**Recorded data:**
-------
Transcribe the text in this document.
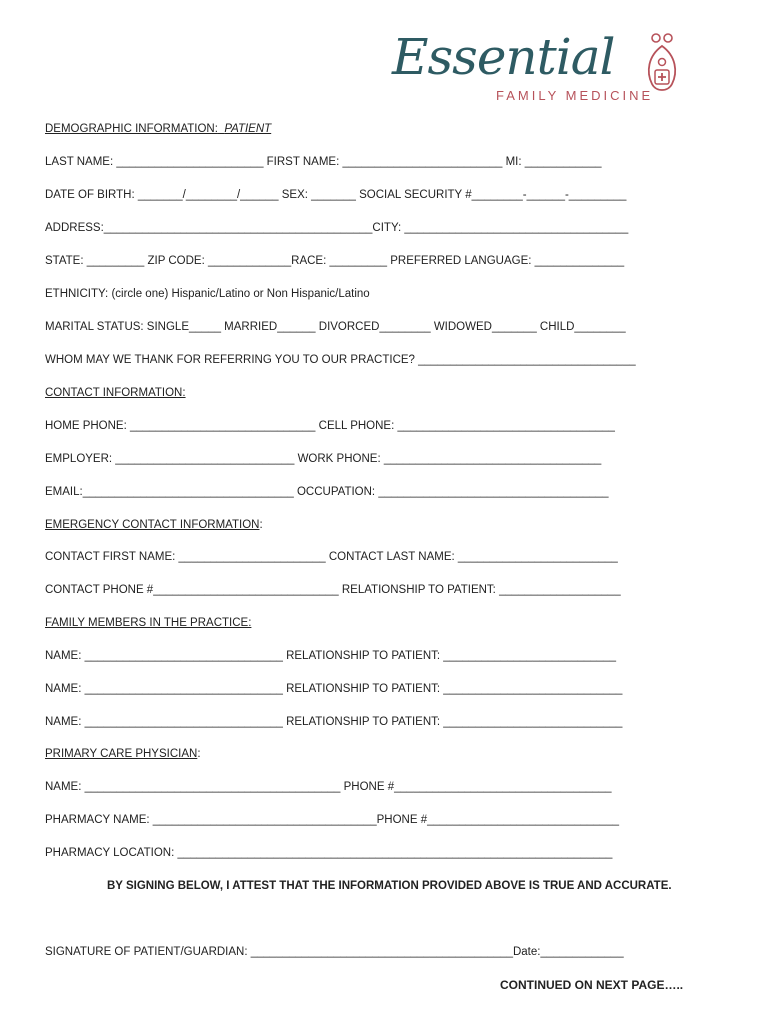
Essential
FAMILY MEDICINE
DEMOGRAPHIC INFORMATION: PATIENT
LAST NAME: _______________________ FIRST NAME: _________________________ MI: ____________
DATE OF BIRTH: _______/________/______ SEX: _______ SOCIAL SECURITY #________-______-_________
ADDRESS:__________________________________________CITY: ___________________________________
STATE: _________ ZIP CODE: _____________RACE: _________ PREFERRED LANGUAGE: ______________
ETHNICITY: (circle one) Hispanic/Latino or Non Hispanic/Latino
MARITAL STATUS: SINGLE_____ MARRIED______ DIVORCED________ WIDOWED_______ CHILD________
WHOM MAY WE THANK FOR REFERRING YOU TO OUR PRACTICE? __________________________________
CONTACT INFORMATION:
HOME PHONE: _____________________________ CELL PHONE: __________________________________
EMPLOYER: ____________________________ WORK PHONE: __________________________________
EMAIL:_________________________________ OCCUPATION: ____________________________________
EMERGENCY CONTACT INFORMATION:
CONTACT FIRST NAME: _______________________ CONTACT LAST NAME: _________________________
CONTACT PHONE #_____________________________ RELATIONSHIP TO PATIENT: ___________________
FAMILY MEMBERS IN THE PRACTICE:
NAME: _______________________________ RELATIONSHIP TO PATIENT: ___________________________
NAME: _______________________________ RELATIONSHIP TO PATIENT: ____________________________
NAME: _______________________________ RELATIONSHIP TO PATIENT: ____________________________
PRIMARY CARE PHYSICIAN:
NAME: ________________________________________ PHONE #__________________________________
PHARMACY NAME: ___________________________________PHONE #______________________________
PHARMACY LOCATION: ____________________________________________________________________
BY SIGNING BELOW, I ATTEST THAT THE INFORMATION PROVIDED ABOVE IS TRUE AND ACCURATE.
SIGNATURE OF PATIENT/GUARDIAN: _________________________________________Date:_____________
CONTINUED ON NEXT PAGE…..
-------
**GIVEN TASK:**
Go through the records and pull out each line that includes the word "CONTACT".

**CORRECT OUTPUT:**
CONTACT INFORMATION:
EMERGENCY CONTACT INFORMATION:
CONTACT FIRST NAME: _______________________ CONTACT LAST NAME: _________________________
CONTACT PHONE #_____________________________ RELATIONSHIP TO PATIENT: ___________________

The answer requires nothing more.